THE PROBLEM: Leave out the pictures and copy each record below exactly.

MATERIAL PROVIDED:
------------------------------------
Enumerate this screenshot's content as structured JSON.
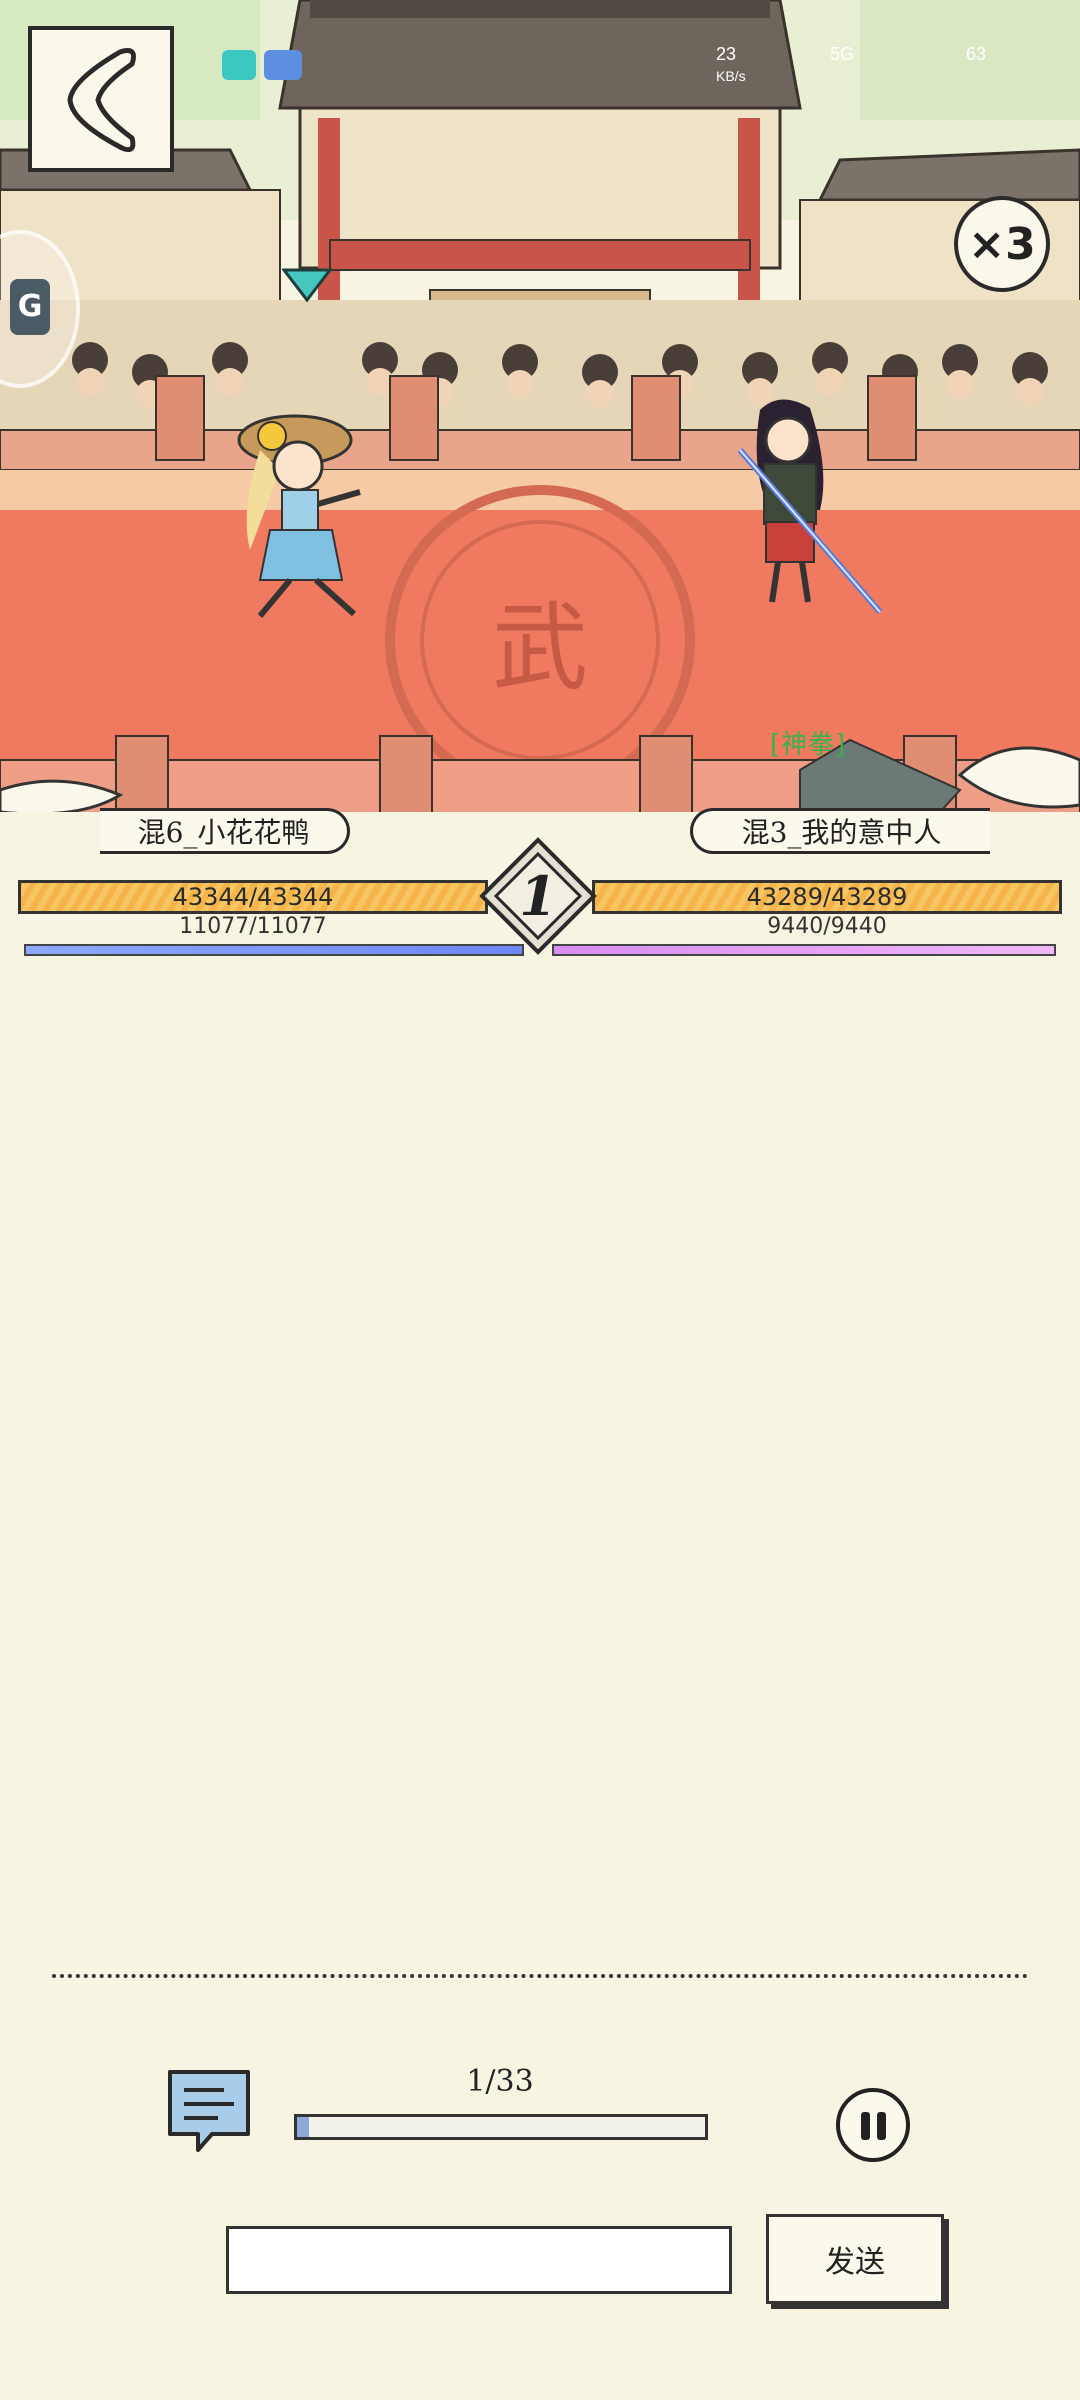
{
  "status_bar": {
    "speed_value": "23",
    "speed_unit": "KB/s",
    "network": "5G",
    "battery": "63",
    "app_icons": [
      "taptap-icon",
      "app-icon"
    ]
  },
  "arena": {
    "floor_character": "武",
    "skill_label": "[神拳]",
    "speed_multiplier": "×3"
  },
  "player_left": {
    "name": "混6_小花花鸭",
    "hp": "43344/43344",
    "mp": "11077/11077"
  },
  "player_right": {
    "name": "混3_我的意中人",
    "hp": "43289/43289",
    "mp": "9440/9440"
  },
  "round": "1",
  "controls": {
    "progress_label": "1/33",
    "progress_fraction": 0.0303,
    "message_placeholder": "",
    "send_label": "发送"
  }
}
------------------------------------
SOLUTION TO THE PROBLEM:
Enumerate this screenshot's content as structured JSON.
{
  "status_bar": {
    "speed_value": "23",
    "speed_unit": "KB/s",
    "network": "5G",
    "battery": "63",
    "app_icons": [
      "taptap-icon",
      "app-icon"
    ]
  },
  "arena": {
    "floor_character": "武",
    "skill_label": "[神拳]",
    "speed_multiplier": "×3"
  },
  "player_left": {
    "name": "混6_小花花鸭",
    "hp": "43344/43344",
    "mp": "11077/11077"
  },
  "player_right": {
    "name": "混3_我的意中人",
    "hp": "43289/43289",
    "mp": "9440/9440"
  },
  "round": "1",
  "controls": {
    "progress_label": "1/33",
    "progress_fraction": 0.0303,
    "message_placeholder": "",
    "send_label": "发送"
  }
}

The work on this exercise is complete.